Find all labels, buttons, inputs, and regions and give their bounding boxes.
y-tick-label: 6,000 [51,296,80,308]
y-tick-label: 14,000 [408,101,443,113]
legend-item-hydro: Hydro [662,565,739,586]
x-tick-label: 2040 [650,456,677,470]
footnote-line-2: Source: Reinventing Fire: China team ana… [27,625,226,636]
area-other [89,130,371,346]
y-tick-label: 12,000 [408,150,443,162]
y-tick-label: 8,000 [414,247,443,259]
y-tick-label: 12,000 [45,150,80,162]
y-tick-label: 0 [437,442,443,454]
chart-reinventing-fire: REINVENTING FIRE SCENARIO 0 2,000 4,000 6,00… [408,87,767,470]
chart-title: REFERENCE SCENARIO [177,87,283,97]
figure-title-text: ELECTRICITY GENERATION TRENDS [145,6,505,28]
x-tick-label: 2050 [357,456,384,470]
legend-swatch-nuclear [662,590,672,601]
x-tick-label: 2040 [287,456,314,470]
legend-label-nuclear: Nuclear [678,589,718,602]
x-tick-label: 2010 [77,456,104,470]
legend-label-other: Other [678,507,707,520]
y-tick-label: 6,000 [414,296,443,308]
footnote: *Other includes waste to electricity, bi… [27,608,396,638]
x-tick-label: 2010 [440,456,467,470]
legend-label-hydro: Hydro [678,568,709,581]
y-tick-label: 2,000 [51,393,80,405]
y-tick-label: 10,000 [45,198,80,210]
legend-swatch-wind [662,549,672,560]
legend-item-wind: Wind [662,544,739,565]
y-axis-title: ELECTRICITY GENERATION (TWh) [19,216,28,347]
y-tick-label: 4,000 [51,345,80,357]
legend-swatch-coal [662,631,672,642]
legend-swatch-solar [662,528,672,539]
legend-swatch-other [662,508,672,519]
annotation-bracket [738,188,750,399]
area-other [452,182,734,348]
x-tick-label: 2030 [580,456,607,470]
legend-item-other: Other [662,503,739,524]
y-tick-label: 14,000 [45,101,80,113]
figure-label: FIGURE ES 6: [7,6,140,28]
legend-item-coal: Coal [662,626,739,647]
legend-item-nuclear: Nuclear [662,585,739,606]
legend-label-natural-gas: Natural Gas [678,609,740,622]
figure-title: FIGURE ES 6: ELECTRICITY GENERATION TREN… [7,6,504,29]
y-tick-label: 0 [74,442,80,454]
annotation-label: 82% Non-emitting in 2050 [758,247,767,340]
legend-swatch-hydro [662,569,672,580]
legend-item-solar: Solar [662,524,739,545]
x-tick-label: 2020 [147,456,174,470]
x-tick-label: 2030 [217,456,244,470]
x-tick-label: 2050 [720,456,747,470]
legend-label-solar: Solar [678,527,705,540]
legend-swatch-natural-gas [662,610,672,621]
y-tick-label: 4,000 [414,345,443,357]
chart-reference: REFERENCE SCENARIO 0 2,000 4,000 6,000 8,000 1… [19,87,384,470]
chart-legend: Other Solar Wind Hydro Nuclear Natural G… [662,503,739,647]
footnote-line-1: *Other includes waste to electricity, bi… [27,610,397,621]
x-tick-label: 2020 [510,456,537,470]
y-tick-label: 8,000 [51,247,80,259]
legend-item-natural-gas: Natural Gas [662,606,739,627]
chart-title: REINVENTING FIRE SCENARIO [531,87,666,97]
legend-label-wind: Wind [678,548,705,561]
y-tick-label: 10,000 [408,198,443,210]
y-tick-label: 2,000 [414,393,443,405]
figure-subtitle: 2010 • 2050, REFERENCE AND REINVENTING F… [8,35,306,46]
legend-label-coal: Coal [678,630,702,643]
= = =
Rewrite the data above as a numbered list, from its first line down to and including the line containing "y-tick-label: 6,000 [414,296,443,308]". Leave out any blank lines.

1. Find all labels, buttons, inputs, and regions and give their bounding boxes.
2. y-tick-label: 6,000 [51,296,80,308]
3. y-tick-label: 14,000 [408,101,443,113]
4. legend-item-hydro: Hydro [662,565,739,586]
5. x-tick-label: 2040 [650,456,677,470]
6. footnote-line-2: Source: Reinventing Fire: China team ana… [27,625,226,636]
7. area-other [89,130,371,346]
8. y-tick-label: 12,000 [408,150,443,162]
9. y-tick-label: 8,000 [414,247,443,259]
10. y-tick-label: 12,000 [45,150,80,162]
11. y-tick-label: 0 [437,442,443,454]
12. chart-reinventing-fire: REINVENTING FIRE SCENARIO 0 2,000 4,000 6,00… [408,87,767,470]
13. chart-title: REFERENCE SCENARIO [177,87,283,97]
14. figure-title-text: ELECTRICITY GENERATION TRENDS [145,6,505,28]
15. x-tick-label: 2050 [357,456,384,470]
16. legend-swatch-nuclear [662,590,672,601]
17. x-tick-label: 2040 [287,456,314,470]
18. legend-label-nuclear: Nuclear [678,589,718,602]
19. x-tick-label: 2010 [77,456,104,470]
20. legend-label-other: Other [678,507,707,520]
21. y-tick-label: 6,000 [414,296,443,308]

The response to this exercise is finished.